---------- EXERCISE MATERIALS ----------

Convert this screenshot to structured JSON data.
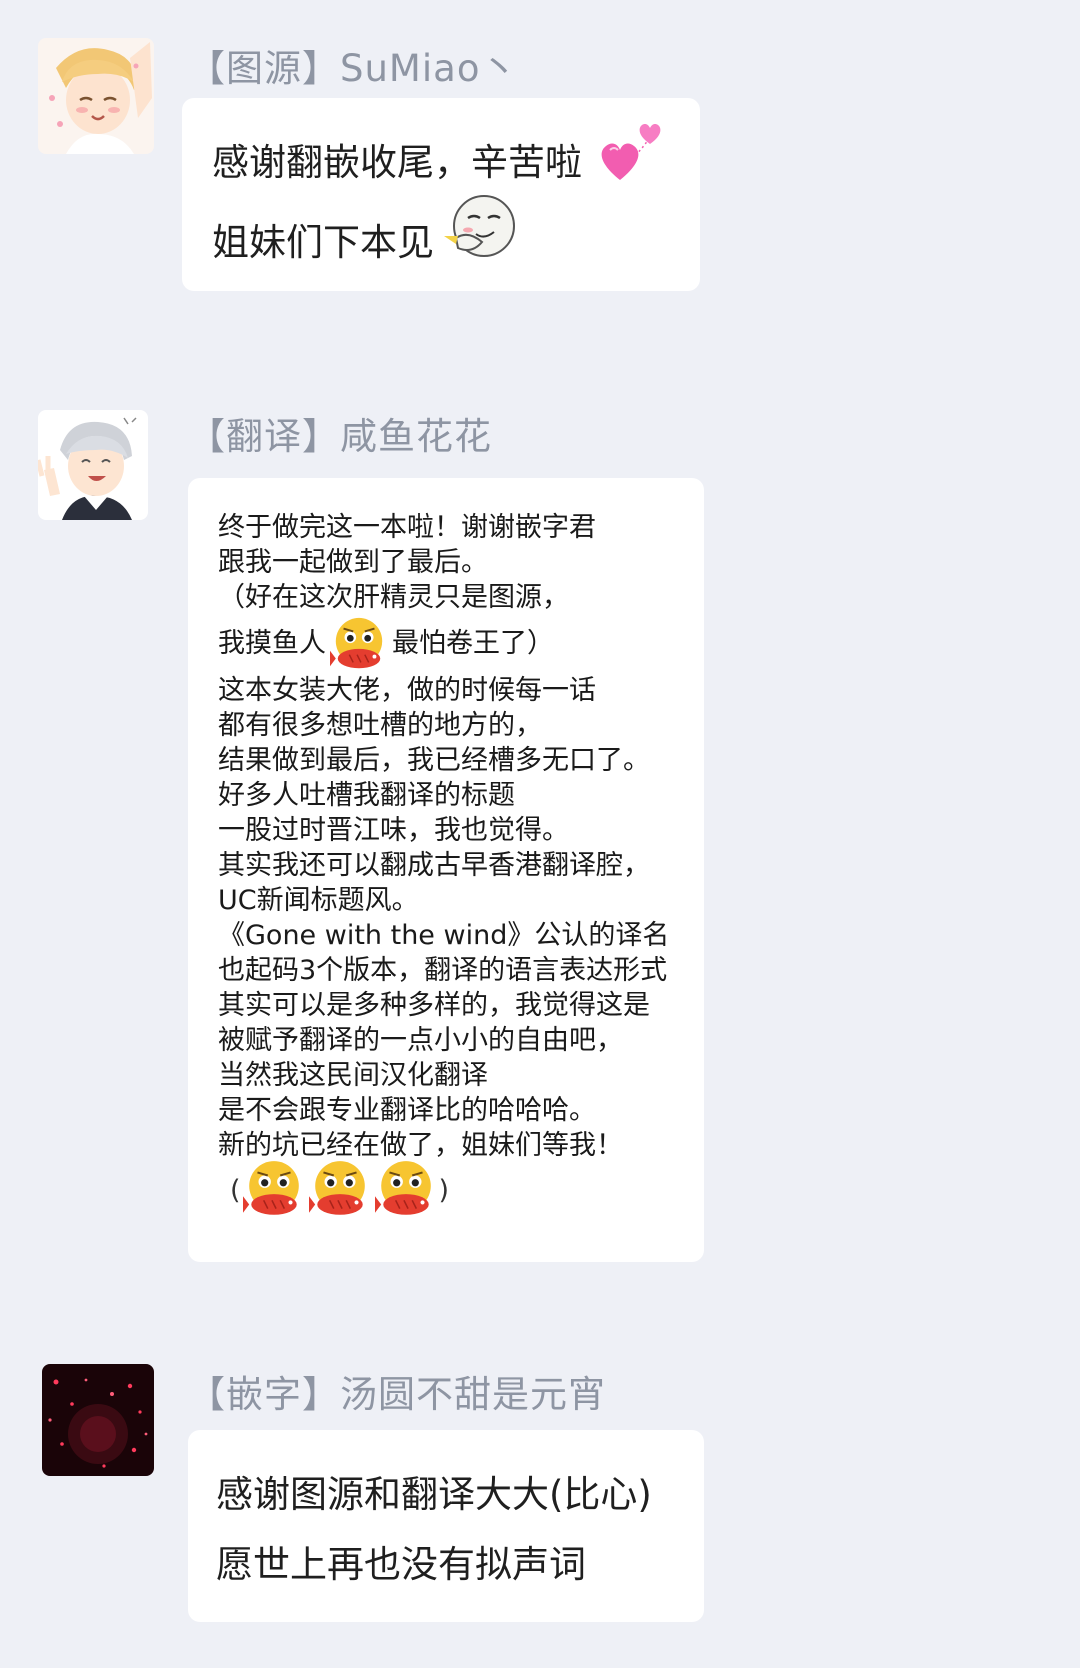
{
  "messages": [
    {
      "sender": "【图源】SuMiao丶",
      "lines": [
        "感谢翻嵌收尾，辛苦啦",
        "姐妹们下本见"
      ],
      "emojis": [
        "pink-hearts-icon",
        "smirking-face-icon"
      ]
    },
    {
      "sender": "【翻译】咸鱼花花",
      "lines": [
        "终于做完这一本啦！谢谢嵌字君",
        "跟我一起做到了最后。",
        "（好在这次肝精灵只是图源，",
        "我摸鱼人",
        "最怕卷王了）",
        "这本女装大佬，做的时候每一话",
        "都有很多想吐槽的地方的，",
        "结果做到最后，我已经槽多无口了。",
        "好多人吐槽我翻译的标题",
        "一股过时晋江味，我也觉得。",
        "其实我还可以翻成古早香港翻译腔，",
        "UC新闻标题风。",
        "《Gone with the wind》公认的译名",
        "也起码3个版本，翻译的语言表达形式",
        "其实可以是多种多样的，我觉得这是",
        "被赋予翻译的一点小小的自由吧，",
        "当然我这民间汉化翻译",
        "是不会跟专业翻译比的哈哈哈。",
        "新的坑已经在做了，姐妹们等我！"
      ],
      "emoji_row_open": "(",
      "emoji_row_close": ")",
      "emojis": [
        "fish-eating-face-icon"
      ]
    },
    {
      "sender": "【嵌字】汤圆不甜是元宵",
      "lines": [
        "感谢图源和翻译大大(比心)",
        "愿世上再也没有拟声词"
      ]
    }
  ],
  "colors": {
    "background": "#eef0f6",
    "bubble": "#ffffff",
    "sender_name": "#8e95a3",
    "text": "#1f1f1f",
    "heart": "#f25db0",
    "emoji_face": "#f7c531",
    "fish": "#e43d2f"
  }
}
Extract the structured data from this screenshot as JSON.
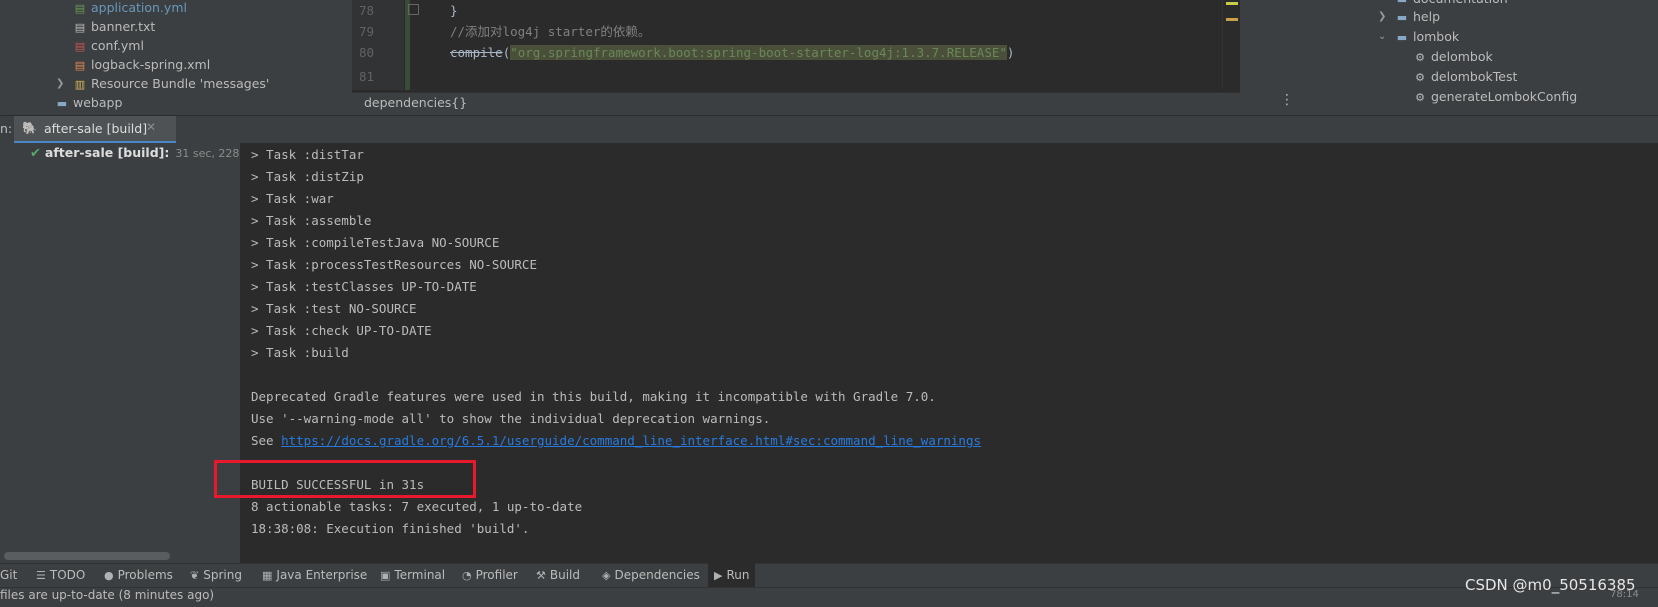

----------

Extract the full listing exactly, with the pictures left out.

#### REPLY TO THE TASK
Convert this screenshot to structured JSON data.
{
  "messages": [
    {
      "sender": "【图源】SuMiao丶",
      "lines": [
        "感谢翻嵌收尾，辛苦啦",
        "姐妹们下本见"
      ],
      "emojis": [
        "pink-hearts-icon",
        "smirking-face-icon"
      ]
    },
    {
      "sender": "【翻译】咸鱼花花",
      "lines": [
        "终于做完这一本啦！谢谢嵌字君",
        "跟我一起做到了最后。",
        "（好在这次肝精灵只是图源，",
        "我摸鱼人",
        "最怕卷王了）",
        "这本女装大佬，做的时候每一话",
        "都有很多想吐槽的地方的，",
        "结果做到最后，我已经槽多无口了。",
        "好多人吐槽我翻译的标题",
        "一股过时晋江味，我也觉得。",
        "其实我还可以翻成古早香港翻译腔，",
        "UC新闻标题风。",
        "《Gone with the wind》公认的译名",
        "也起码3个版本，翻译的语言表达形式",
        "其实可以是多种多样的，我觉得这是",
        "被赋予翻译的一点小小的自由吧，",
        "当然我这民间汉化翻译",
        "是不会跟专业翻译比的哈哈哈。",
        "新的坑已经在做了，姐妹们等我！"
      ],
      "emoji_row_open": "(",
      "emoji_row_close": ")",
      "emojis": [
        "fish-eating-face-icon"
      ]
    },
    {
      "sender": "【嵌字】汤圆不甜是元宵",
      "lines": [
        "感谢图源和翻译大大(比心)",
        "愿世上再也没有拟声词"
      ]
    }
  ],
  "colors": {
    "background": "#eef0f6",
    "bubble": "#ffffff",
    "sender_name": "#8e95a3",
    "text": "#1f1f1f",
    "heart": "#f25db0",
    "emoji_face": "#f7c531",
    "fish": "#e43d2f"
  }
}
Extract the structured data from this screenshot as JSON.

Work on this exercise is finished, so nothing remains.